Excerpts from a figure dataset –

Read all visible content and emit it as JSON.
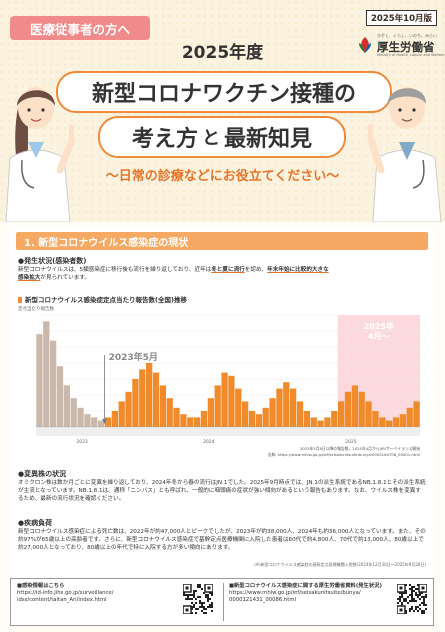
{
  "header": {
    "tag": "医療従事者の方へ",
    "edition": "2025年10月版",
    "ministry_sub": "かぞく、くらし、いのち、みらい",
    "ministry": "厚生労働省",
    "ministry_en": "Ministry of Health, Labour and Welfare",
    "year_line": "2025年度",
    "title_line1": "新型コロナワクチン接種の",
    "title_line2a": "考え方",
    "title_line2b": "と",
    "title_line2c": "最新知見",
    "subtitle": "～日常の診療などにお役立てください～"
  },
  "section1": {
    "bar": "1. 新型コロナウイルス感染症の現状",
    "h_outbreak": "●発生状況(感染者数)",
    "p_outbreak_1": "新型コロナウイルスは、5類感染症に移行後も流行を繰り返しており、近年は",
    "p_outbreak_u1": "冬と夏に流行",
    "p_outbreak_2": "を認め、",
    "p_outbreak_u2": "年末年始に比較的大きな",
    "p_outbreak_u3": "感染拡大",
    "p_outbreak_3": "が見られています。",
    "chart_heading": "新型コロナウイルス感染症定点当たり報告数(全国)推移",
    "h_variant": "●変異株の状況",
    "p_variant": "オミクロン株は数か月ごとに変異を繰り返しており、2024年冬から春の流行はJN.1でした。2025年9月時点では、JN.1の派生系統であるNB.1.8.1とその派生系統が主流となっています。NB.1.8.1は、通称「ニンバス」とも呼ばれ、一般的に咽頭痛の症状が強い傾向があるという報告もあります。なお、ウイルス株を変異するため、最新の流行状況を確認ください。",
    "h_burden": "●疾病負荷",
    "p_burden": "新型コロナウイルス感染症による死亡数は、2022年が約47,000人とピークでしたが、2023年が約38,000人、2024年も約36,000人となっています。また、その約97%が65歳以上の高齢者です。さらに、新型コロナウイルス感染症で基幹定点医療機関に入院した患者は60代で約4,800人、70代で約13,000人、80歳以上で約27,000人となっており、80歳以上の年代で特に入院する方が多い傾向にあります。",
    "note_burden": "(※)新型コロナウイルス感染症の基幹定点医療機関入院数(2024年12月30日～2025年9月28日)"
  },
  "chart_data": {
    "type": "area",
    "title": "新型コロナウイルス感染症定点当たり報告数(全国)推移",
    "ylabel": "定点当たり報告数",
    "ylim": [
      0,
      35
    ],
    "x_year_labels": [
      "2023",
      "2024",
      "2025"
    ],
    "annotation_may": "2023年5月",
    "highlight_label_1": "2025年",
    "highlight_label_2": "4月～",
    "source_note_1": "2023年5月8日以降の報告数。2025年4月からARIサーベイランス開始",
    "source_note_2": "出典: https://www.mhlw.go.jp/stf/seisakunitsuite/bunya/0000164708_00001.html",
    "series": [
      {
        "values": [
          29,
          33,
          27,
          19,
          13,
          9,
          6,
          4,
          3,
          2,
          3,
          5,
          8,
          11,
          15,
          18,
          20,
          17,
          13,
          9,
          6,
          4,
          3,
          3,
          5,
          9,
          13,
          17,
          16,
          12,
          8,
          5,
          4,
          6,
          9,
          12,
          14,
          12,
          8,
          5,
          3,
          2,
          3,
          5,
          8,
          11,
          13,
          11,
          8,
          5,
          3,
          2,
          3,
          4,
          6,
          8
        ]
      }
    ],
    "colors": {
      "pre_may": "#c9b8ab",
      "main": "#f08a2a",
      "highlight": "#fbd9dc"
    }
  },
  "footer": {
    "left_label": "■感染情報はこちら",
    "left_url_1": "https://id-info.jihs.go.jp/surveillance/",
    "left_url_2": "idss/content/taitan_Ari/index.html",
    "right_label": "■新型コロナウイルス感染症に関する厚生労働省資料(発生状況)",
    "right_url_1": "https://www.mhlw.go.jp/stf/seisakunitsuite/bunya/",
    "right_url_2": "0000121431_00086.html"
  }
}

Prompt – Copy the material above exactly and drop the pictures.

Exercise solution –
Read all visible content and emit it as JSON.
{
  "header": {
    "tag": "医療従事者の方へ",
    "edition": "2025年10月版",
    "ministry_sub": "かぞく、くらし、いのち、みらい",
    "ministry": "厚生労働省",
    "ministry_en": "Ministry of Health, Labour and Welfare",
    "year_line": "2025年度",
    "title_line1": "新型コロナワクチン接種の",
    "title_line2a": "考え方",
    "title_line2b": "と",
    "title_line2c": "最新知見",
    "subtitle": "～日常の診療などにお役立てください～"
  },
  "section1": {
    "bar": "1. 新型コロナウイルス感染症の現状",
    "h_outbreak": "●発生状況(感染者数)",
    "p_outbreak_1": "新型コロナウイルスは、5類感染症に移行後も流行を繰り返しており、近年は",
    "p_outbreak_u1": "冬と夏に流行",
    "p_outbreak_2": "を認め、",
    "p_outbreak_u2": "年末年始に比較的大きな",
    "p_outbreak_u3": "感染拡大",
    "p_outbreak_3": "が見られています。",
    "chart_heading": "新型コロナウイルス感染症定点当たり報告数(全国)推移",
    "h_variant": "●変異株の状況",
    "p_variant": "オミクロン株は数か月ごとに変異を繰り返しており、2024年冬から春の流行はJN.1でした。2025年9月時点では、JN.1の派生系統であるNB.1.8.1とその派生系統が主流となっています。NB.1.8.1は、通称「ニンバス」とも呼ばれ、一般的に咽頭痛の症状が強い傾向があるという報告もあります。なお、ウイルス株を変異するため、最新の流行状況を確認ください。",
    "h_burden": "●疾病負荷",
    "p_burden": "新型コロナウイルス感染症による死亡数は、2022年が約47,000人とピークでしたが、2023年が約38,000人、2024年も約36,000人となっています。また、その約97%が65歳以上の高齢者です。さらに、新型コロナウイルス感染症で基幹定点医療機関に入院した患者は60代で約4,800人、70代で約13,000人、80歳以上で約27,000人となっており、80歳以上の年代で特に入院する方が多い傾向にあります。",
    "note_burden": "(※)新型コロナウイルス感染症の基幹定点医療機関入院数(2024年12月30日～2025年9月28日)"
  },
  "chart_data": {
    "type": "area",
    "title": "新型コロナウイルス感染症定点当たり報告数(全国)推移",
    "ylabel": "定点当たり報告数",
    "ylim": [
      0,
      35
    ],
    "x_year_labels": [
      "2023",
      "2024",
      "2025"
    ],
    "annotation_may": "2023年5月",
    "highlight_label_1": "2025年",
    "highlight_label_2": "4月～",
    "source_note_1": "2023年5月8日以降の報告数。2025年4月からARIサーベイランス開始",
    "source_note_2": "出典: https://www.mhlw.go.jp/stf/seisakunitsuite/bunya/0000164708_00001.html",
    "series": [
      {
        "values": [
          29,
          33,
          27,
          19,
          13,
          9,
          6,
          4,
          3,
          2,
          3,
          5,
          8,
          11,
          15,
          18,
          20,
          17,
          13,
          9,
          6,
          4,
          3,
          3,
          5,
          9,
          13,
          17,
          16,
          12,
          8,
          5,
          4,
          6,
          9,
          12,
          14,
          12,
          8,
          5,
          3,
          2,
          3,
          5,
          8,
          11,
          13,
          11,
          8,
          5,
          3,
          2,
          3,
          4,
          6,
          8
        ]
      }
    ],
    "colors": {
      "pre_may": "#c9b8ab",
      "main": "#f08a2a",
      "highlight": "#fbd9dc"
    }
  },
  "footer": {
    "left_label": "■感染情報はこちら",
    "left_url_1": "https://id-info.jihs.go.jp/surveillance/",
    "left_url_2": "idss/content/taitan_Ari/index.html",
    "right_label": "■新型コロナウイルス感染症に関する厚生労働省資料(発生状況)",
    "right_url_1": "https://www.mhlw.go.jp/stf/seisakunitsuite/bunya/",
    "right_url_2": "0000121431_00086.html"
  }
}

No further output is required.